* Begin Dataset entries *

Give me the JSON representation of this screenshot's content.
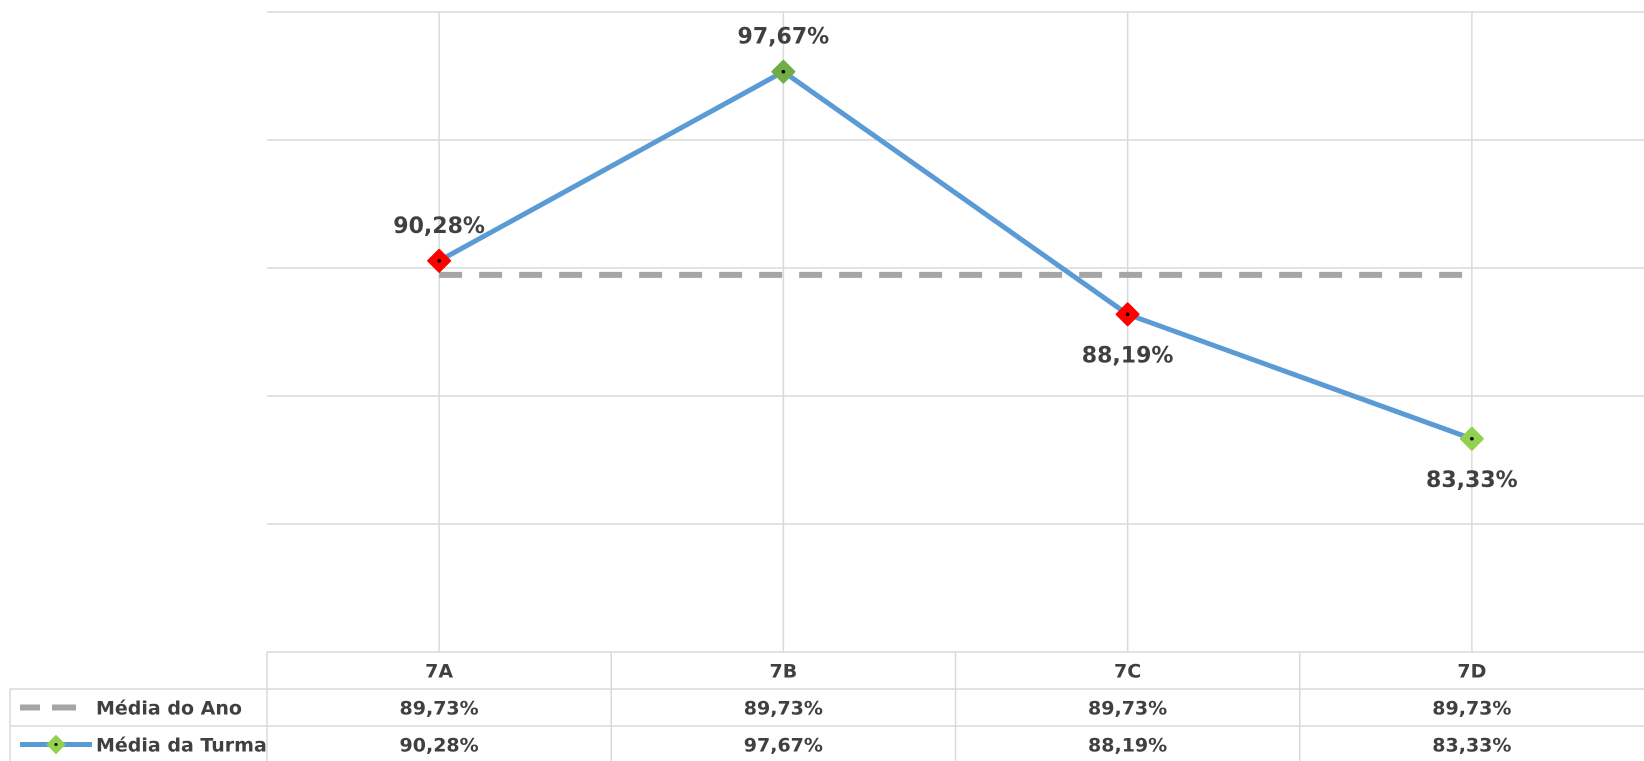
{
  "chart_data": {
    "type": "line",
    "categories": [
      "7A",
      "7B",
      "7C",
      "7D"
    ],
    "series": [
      {
        "name": "Média do Ano",
        "values": [
          89.73,
          89.73,
          89.73,
          89.73
        ],
        "labels": [
          "89,73%",
          "89,73%",
          "89,73%",
          "89,73%"
        ],
        "color": "#A5A5A5",
        "style": "dashed"
      },
      {
        "name": "Média da Turma",
        "values": [
          90.28,
          97.67,
          88.19,
          83.33
        ],
        "labels": [
          "90,28%",
          "97,67%",
          "88,19%",
          "83,33%"
        ],
        "color": "#5B9BD5",
        "marker_colors": [
          "#FF0000",
          "#70AD47",
          "#FF0000",
          "#92D050"
        ],
        "style": "solid"
      }
    ],
    "ylim": [
      75,
      100
    ],
    "grid": true,
    "data_table": true,
    "legend_placement": "data-table-left"
  }
}
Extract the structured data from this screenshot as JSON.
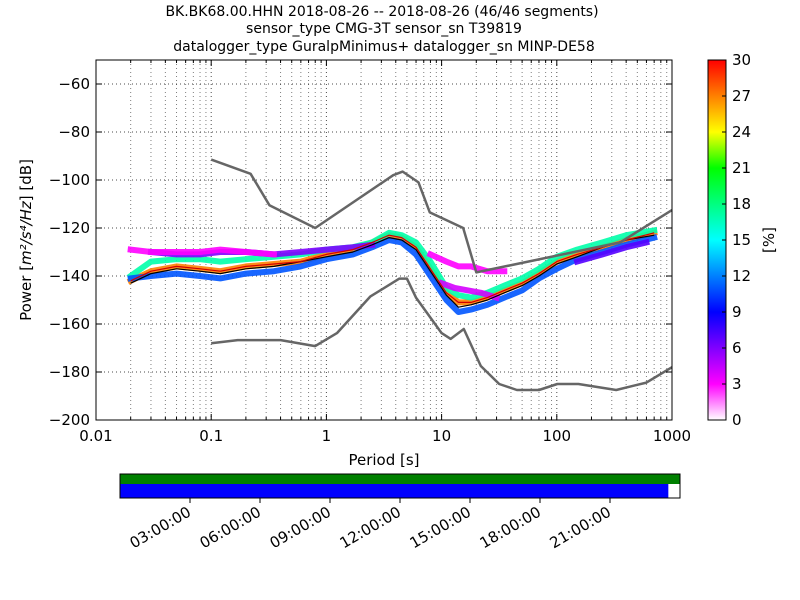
{
  "title_lines": [
    "BK.BK68.00.HHN   2018-08-26 -- 2018-08-26  (46/46 segments)",
    "sensor_type CMG-3T sensor_sn T39819",
    "datalogger_type GuralpMinimus+ datalogger_sn MINP-DE58"
  ],
  "chart_data": {
    "type": "heatmap",
    "xlabel": "Period [s]",
    "ylabel": "Power [m²/s⁴/Hz] [dB]",
    "ylabel_parts": {
      "prefix": "Power [",
      "unit": "m²/s⁴/Hz",
      "suffix": "] [dB]"
    },
    "x_scale": "log",
    "xlim": [
      0.01,
      1000
    ],
    "ylim": [
      -200,
      -50
    ],
    "x_ticks": [
      0.01,
      0.1,
      1,
      10,
      100,
      1000
    ],
    "x_tick_labels": [
      "0.01",
      "0.1",
      "1",
      "10",
      "100",
      "1000"
    ],
    "y_ticks": [
      -200,
      -180,
      -160,
      -140,
      -120,
      -100,
      -80,
      -60
    ],
    "y_tick_labels": [
      "−200",
      "−180",
      "−160",
      "−140",
      "−120",
      "−100",
      "−80",
      "−60"
    ],
    "grid": true,
    "colorbar": {
      "label": "[%]",
      "range": [
        0,
        30
      ],
      "ticks": [
        0,
        3,
        6,
        9,
        12,
        15,
        18,
        21,
        24,
        27,
        30
      ],
      "colors": [
        "#ffffff",
        "#ff00ff",
        "#8000ff",
        "#0000ff",
        "#0080ff",
        "#00ffff",
        "#00ff80",
        "#00ff00",
        "#ffff00",
        "#ff8000",
        "#ff0000"
      ]
    },
    "noise_model_high": {
      "period": [
        0.1,
        0.22,
        0.32,
        0.8,
        3.8,
        4.6,
        6.3,
        7.9,
        15.4,
        20,
        354.8,
        1000
      ],
      "db": [
        -91.5,
        -97.4,
        -110.5,
        -120,
        -98,
        -96.5,
        -101,
        -113.5,
        -120,
        -138.5,
        -126,
        -112.5
      ]
    },
    "noise_model_low": {
      "period": [
        0.1,
        0.17,
        0.4,
        0.8,
        1.24,
        2.4,
        4.3,
        5,
        6,
        10,
        12,
        15.6,
        21.9,
        31.6,
        45,
        70,
        101,
        154,
        328,
        600,
        1000
      ],
      "db": [
        -168,
        -166.7,
        -166.7,
        -169.2,
        -163.7,
        -148.6,
        -141.1,
        -141.1,
        -149,
        -163.8,
        -166.2,
        -162.1,
        -177.5,
        -185,
        -187.5,
        -187.5,
        -185,
        -185,
        -187.5,
        -184.4,
        -178
      ]
    },
    "median_curve": {
      "period": [
        0.02,
        0.03,
        0.05,
        0.08,
        0.12,
        0.2,
        0.35,
        0.6,
        1,
        1.7,
        2.5,
        3.5,
        4.5,
        6,
        8,
        11,
        14,
        18,
        25,
        35,
        50,
        70,
        100,
        150,
        250,
        400,
        700
      ],
      "db": [
        -142,
        -138,
        -136,
        -137,
        -138,
        -136,
        -135,
        -134,
        -131,
        -129,
        -126,
        -123,
        -124,
        -128,
        -137,
        -147,
        -151,
        -151,
        -149,
        -146,
        -143,
        -139,
        -134,
        -131,
        -128,
        -125,
        -122
      ]
    },
    "mode_curve": {
      "period": [
        0.02,
        0.03,
        0.05,
        0.08,
        0.12,
        0.2,
        0.35,
        0.6,
        1,
        1.7,
        2.5,
        3.5,
        4.5,
        6,
        8,
        11,
        14,
        18,
        25,
        35,
        50,
        70,
        100,
        150,
        250,
        400,
        700
      ],
      "db": [
        -143,
        -139,
        -137,
        -138,
        -139,
        -137,
        -136,
        -134,
        -132,
        -130,
        -127,
        -124,
        -125,
        -129,
        -138,
        -148,
        -153,
        -152,
        -150,
        -147,
        -144,
        -140,
        -135,
        -132,
        -128,
        -125,
        -123
      ]
    },
    "pdf_bands": [
      {
        "period": [
          0.02,
          0.03,
          0.05,
          0.08,
          0.12,
          0.2,
          0.35,
          0.6,
          1,
          1.7,
          2.5,
          3.5,
          4.5,
          6,
          8,
          11,
          14,
          18,
          25,
          35,
          50,
          70,
          100,
          150,
          250,
          400,
          700
        ],
        "db": [
          -142,
          -138,
          -136,
          -137,
          -138,
          -136,
          -135,
          -134,
          -131,
          -129,
          -126,
          -123,
          -124,
          -128,
          -137,
          -147,
          -151,
          -151,
          -149,
          -146,
          -143,
          -139,
          -134,
          -131,
          -128,
          -125,
          -122
        ],
        "pct": 27
      },
      {
        "period": [
          0.02,
          0.03,
          0.05,
          0.08,
          0.12,
          0.2,
          0.35,
          0.6,
          1,
          1.7,
          2.5,
          3.5,
          4.5,
          6,
          8,
          11,
          14,
          18,
          25,
          35,
          50,
          70,
          100,
          150,
          250,
          400,
          700
        ],
        "db": [
          -140,
          -134,
          -133,
          -133,
          -134,
          -133,
          -132,
          -131,
          -129,
          -128,
          -126,
          -122,
          -123,
          -126,
          -134,
          -145,
          -148,
          -149,
          -147,
          -144,
          -141,
          -137,
          -132,
          -129,
          -126,
          -123,
          -121
        ],
        "pct": 17
      },
      {
        "period": [
          0.02,
          0.03,
          0.05,
          0.08,
          0.12,
          0.2,
          0.35,
          0.6,
          1,
          1.7,
          2.5,
          3.5,
          4.5,
          6,
          8,
          11,
          14,
          18,
          25,
          35,
          50,
          70,
          100,
          150,
          250,
          400,
          700
        ],
        "db": [
          -141,
          -140,
          -139,
          -140,
          -141,
          -139,
          -138,
          -136,
          -133,
          -131,
          -128,
          -125,
          -126,
          -131,
          -140,
          -150,
          -155,
          -154,
          -152,
          -149,
          -146,
          -141,
          -137,
          -133,
          -130,
          -127,
          -124
        ],
        "pct": 11
      },
      {
        "period": [
          0.03,
          0.05,
          0.08,
          0.12,
          0.2,
          0.35,
          0.6,
          1,
          1.7,
          2.5
        ],
        "db": [
          -130,
          -131,
          -131,
          -130,
          -130,
          -131,
          -130,
          -129,
          -128,
          -127
        ],
        "pct": 6
      },
      {
        "period": [
          0.02,
          0.03,
          0.05,
          0.08,
          0.12,
          0.2,
          0.35
        ],
        "db": [
          -129,
          -130,
          -130,
          -130,
          -129,
          -130,
          -131
        ],
        "pct": 3
      },
      {
        "period": [
          8,
          11,
          14,
          18,
          25,
          35
        ],
        "db": [
          -131,
          -134,
          -136,
          -136,
          -138,
          -138
        ],
        "pct": 3
      },
      {
        "period": [
          10,
          13,
          17,
          22,
          30
        ],
        "db": [
          -143,
          -145,
          -146,
          -147,
          -149
        ],
        "pct": 4
      },
      {
        "period": [
          150,
          250,
          400,
          600
        ],
        "db": [
          -134,
          -131,
          -128,
          -126
        ],
        "pct": 7
      }
    ]
  },
  "time_axis": {
    "tick_labels": [
      "03:00:00",
      "06:00:00",
      "09:00:00",
      "12:00:00",
      "15:00:00",
      "18:00:00",
      "21:00:00"
    ],
    "tick_hours": [
      3,
      6,
      9,
      12,
      15,
      18,
      21
    ],
    "range_hours": [
      0,
      24
    ],
    "data_coverage": {
      "start_hour": 0,
      "end_hour": 23.5,
      "color": "#0000ff"
    },
    "processed_coverage": {
      "start_hour": 0,
      "end_hour": 24,
      "color": "#008000"
    }
  }
}
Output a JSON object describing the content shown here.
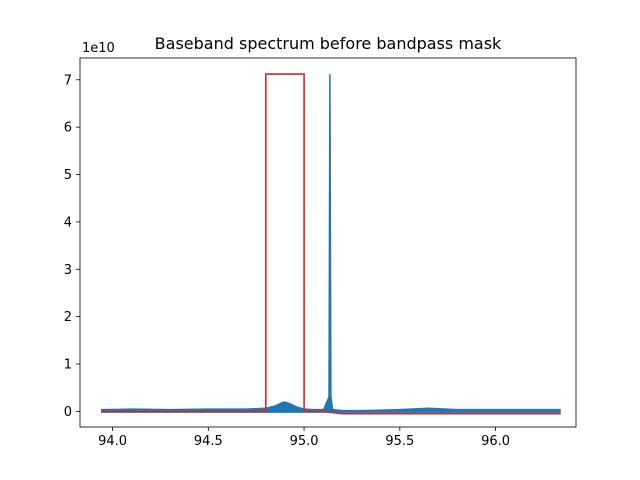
{
  "chart_data": {
    "type": "line",
    "title": "Baseband spectrum before bandpass mask",
    "xlabel": "",
    "ylabel": "",
    "y_offset_label": "1e10",
    "xlim": [
      93.83,
      96.42
    ],
    "ylim": [
      -0.33,
      7.46
    ],
    "x_ticks": [
      94.0,
      94.5,
      95.0,
      95.5,
      96.0
    ],
    "x_tick_labels": [
      "94.0",
      "94.5",
      "95.0",
      "95.5",
      "96.0"
    ],
    "y_ticks": [
      0,
      1,
      2,
      3,
      4,
      5,
      6,
      7
    ],
    "y_tick_labels": [
      "0",
      "1",
      "2",
      "3",
      "4",
      "5",
      "6",
      "7"
    ],
    "grid": false,
    "legend": "none",
    "series": [
      {
        "color": "#1f77b4",
        "description": "spectrum",
        "x": [
          93.94,
          94.1,
          94.3,
          94.5,
          94.7,
          94.8,
          94.85,
          94.88,
          94.9,
          94.93,
          94.96,
          95.0,
          95.05,
          95.1,
          95.13,
          95.135,
          95.14,
          95.15,
          95.2,
          95.3,
          95.5,
          95.65,
          95.8,
          96.0,
          96.2,
          96.34
        ],
        "y": [
          0.02,
          0.03,
          0.02,
          0.03,
          0.03,
          0.05,
          0.1,
          0.16,
          0.18,
          0.14,
          0.08,
          0.03,
          0.02,
          0.02,
          0.3,
          7.12,
          0.3,
          0.02,
          0.0,
          0.0,
          0.02,
          0.05,
          0.02,
          0.02,
          0.02,
          0.02
        ]
      },
      {
        "color": "#d62728",
        "description": "bandpass mask",
        "x": [
          93.94,
          94.8,
          94.8,
          95.0,
          95.0,
          95.1,
          95.2,
          96.34
        ],
        "y": [
          0.0,
          0.0,
          7.12,
          7.12,
          0.0,
          0.0,
          -0.05,
          -0.05
        ]
      }
    ]
  }
}
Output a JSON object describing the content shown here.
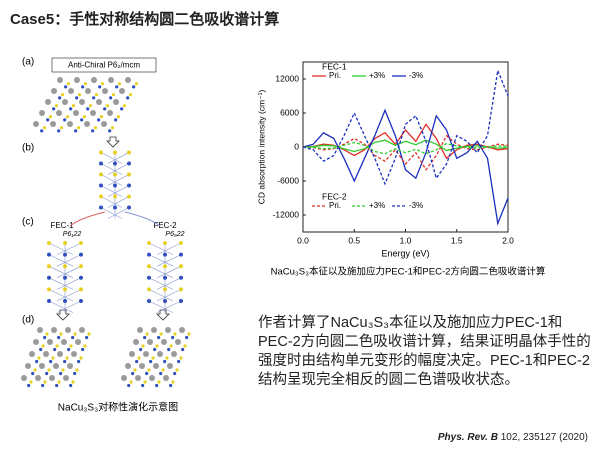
{
  "slide": {
    "title": "Case5：手性对称结构圆二色吸收谱计算"
  },
  "figure": {
    "panel_labels": [
      "(a)",
      "(b)",
      "(c)",
      "(d)"
    ],
    "group_label": "Anti-Chiral P6₂/mcm",
    "fec1": "FEC-1",
    "fec1_group": "P6₁22",
    "fec2": "FEC-2",
    "fec2_group": "P6₅22",
    "caption": "NaCu₃S₃对称性演化示意图"
  },
  "chart_data": {
    "type": "line",
    "xlabel": "Energy (eV)",
    "ylabel": "CD absorption intensity (cm⁻¹)",
    "x": [
      0,
      0.1,
      0.2,
      0.3,
      0.4,
      0.5,
      0.6,
      0.7,
      0.8,
      0.9,
      1.0,
      1.1,
      1.2,
      1.3,
      1.4,
      1.5,
      1.6,
      1.7,
      1.8,
      1.9,
      2.0
    ],
    "xlim": [
      0,
      2.0
    ],
    "xticks": [
      {
        "value": 0,
        "label": "0.0"
      },
      0.5,
      {
        "value": 1,
        "label": "1.0"
      },
      1.5,
      {
        "value": 2,
        "label": "2.0"
      }
    ],
    "ylim": [
      -15000,
      15000
    ],
    "yticks": [
      -12000,
      -6000,
      0,
      6000,
      12000
    ],
    "grid": false,
    "legend_titles": [
      "FEC-1",
      "FEC-2"
    ],
    "series": [
      {
        "name": "Pri.",
        "color": "#e0302a",
        "linestyle": "solid",
        "values": [
          0,
          100,
          500,
          300,
          -500,
          -1500,
          -500,
          1500,
          2500,
          500,
          3000,
          1000,
          4000,
          1500,
          -2000,
          -500,
          300,
          500,
          0,
          -500,
          -300
        ]
      },
      {
        "name": "+3%",
        "color": "#2ecc2e",
        "linestyle": "solid",
        "values": [
          0,
          50,
          300,
          200,
          -300,
          -800,
          -300,
          800,
          1200,
          300,
          1000,
          400,
          1200,
          500,
          -600,
          -200,
          100,
          200,
          0,
          -200,
          -100
        ]
      },
      {
        "name": "-3%",
        "color": "#1a2fbf",
        "linestyle": "solid",
        "values": [
          0,
          500,
          2500,
          1500,
          -2000,
          -6000,
          -2000,
          2000,
          6500,
          2000,
          -4000,
          -5500,
          -1000,
          5500,
          3000,
          -2000,
          -1000,
          1000,
          -2000,
          -13500,
          -9000
        ]
      },
      {
        "name": "Pri.",
        "color": "#e0302a",
        "linestyle": "dashed",
        "values": [
          0,
          -100,
          -500,
          -300,
          500,
          1500,
          500,
          -1500,
          -2500,
          -500,
          -3000,
          -1000,
          -4000,
          -1500,
          2000,
          500,
          -300,
          -500,
          0,
          500,
          300
        ]
      },
      {
        "name": "+3%",
        "color": "#2ecc2e",
        "linestyle": "dashed",
        "values": [
          0,
          -50,
          -300,
          -200,
          300,
          800,
          300,
          -800,
          -1200,
          -300,
          -1000,
          -400,
          -1200,
          -500,
          600,
          200,
          -100,
          -200,
          0,
          200,
          100
        ]
      },
      {
        "name": "-3%",
        "color": "#1a2fbf",
        "linestyle": "dashed",
        "values": [
          0,
          -500,
          -2500,
          -1500,
          2000,
          6000,
          2000,
          -2000,
          -6500,
          -2000,
          4000,
          5500,
          1000,
          -5500,
          -3000,
          2000,
          1000,
          -1000,
          2000,
          13500,
          9000
        ]
      }
    ]
  },
  "chart_caption": "NaCu₃S₃本征以及施加应力PEC-1和PEC-2方向圆二色吸收谱计算",
  "body": "作者计算了NaCu₃S₃本征以及施加应力PEC-1和PEC-2方向圆二色吸收谱计算，结果证明晶体手性的强度时由结构单元变形的幅度决定。PEC-1和PEC-2结构呈现完全相反的圆二色谱吸收状态。",
  "citation": {
    "journal": "Phys. Rev. B",
    "rest": "102, 235127 (2020)"
  }
}
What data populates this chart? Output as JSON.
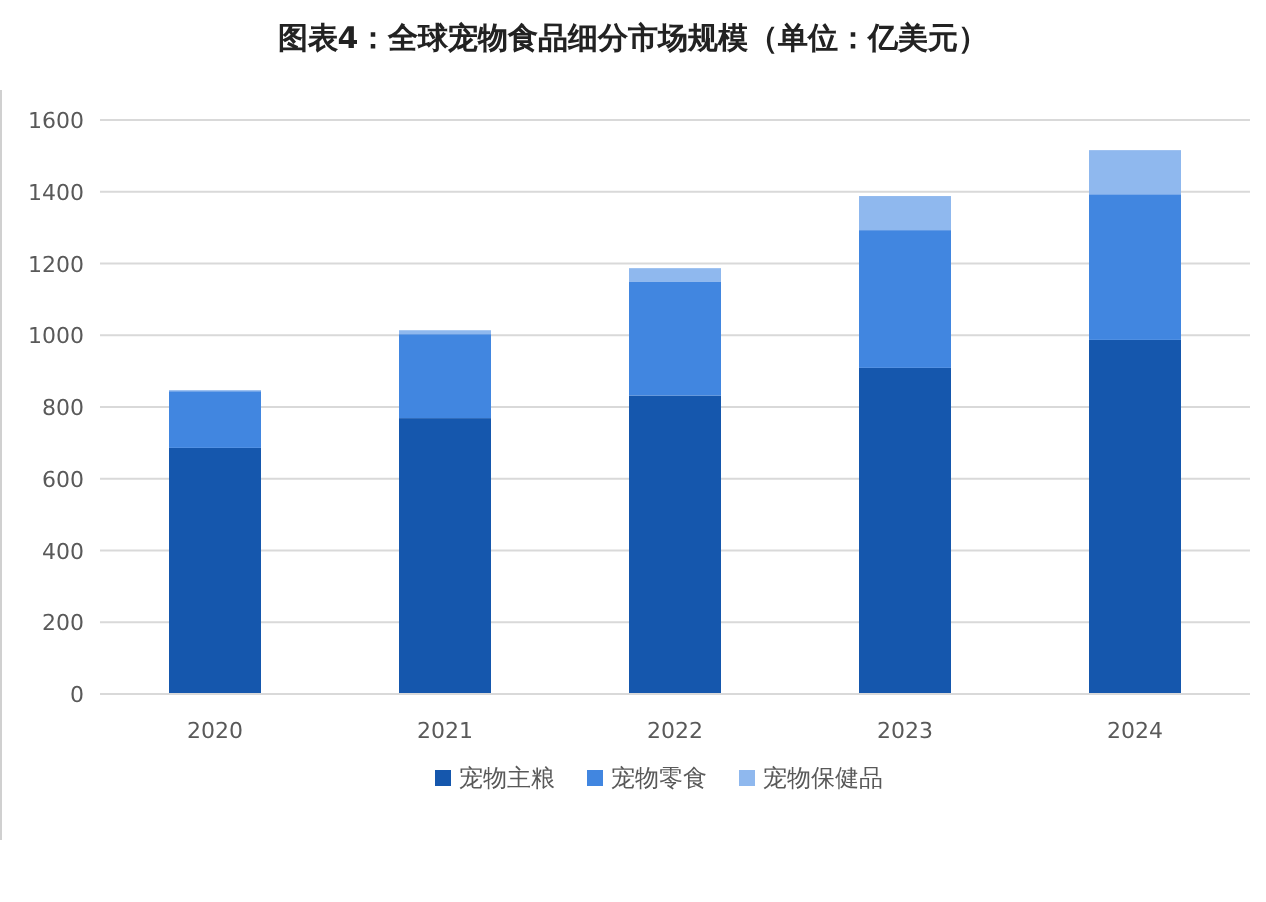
{
  "chart_data": {
    "type": "bar",
    "title": "图表4：全球宠物食品细分市场规模（单位：亿美元）",
    "stacked": true,
    "categories": [
      "2020",
      "2021",
      "2022",
      "2023",
      "2024"
    ],
    "series": [
      {
        "name": "宠物主粮",
        "color": "#1557ad",
        "values": [
          686,
          769,
          832,
          909,
          987
        ]
      },
      {
        "name": "宠物零食",
        "color": "#4186e0",
        "values": [
          158,
          234,
          318,
          384,
          406
        ]
      },
      {
        "name": "宠物保健品",
        "color": "#8fb8ee",
        "values": [
          3,
          11,
          37,
          95,
          123
        ]
      }
    ],
    "ylim": [
      0,
      1600
    ],
    "yticks": [
      0,
      200,
      400,
      600,
      800,
      1000,
      1200,
      1400,
      1600
    ],
    "grid": "y",
    "legend": "bottom"
  }
}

* End Dataset entries *

__Problem statement__. Copy, exactly and exclusively, the lines beginning with the one that contains "What data populates" and ending with the last line of the listing; pictures are to be omitted.

__The result__.
What data populates this chart? Output as JSON.
{
  "chart_data": {
    "type": "bar",
    "title": "图表4：全球宠物食品细分市场规模（单位：亿美元）",
    "stacked": true,
    "categories": [
      "2020",
      "2021",
      "2022",
      "2023",
      "2024"
    ],
    "series": [
      {
        "name": "宠物主粮",
        "color": "#1557ad",
        "values": [
          686,
          769,
          832,
          909,
          987
        ]
      },
      {
        "name": "宠物零食",
        "color": "#4186e0",
        "values": [
          158,
          234,
          318,
          384,
          406
        ]
      },
      {
        "name": "宠物保健品",
        "color": "#8fb8ee",
        "values": [
          3,
          11,
          37,
          95,
          123
        ]
      }
    ],
    "ylim": [
      0,
      1600
    ],
    "yticks": [
      0,
      200,
      400,
      600,
      800,
      1000,
      1200,
      1400,
      1600
    ],
    "grid": "y",
    "legend": "bottom"
  }
}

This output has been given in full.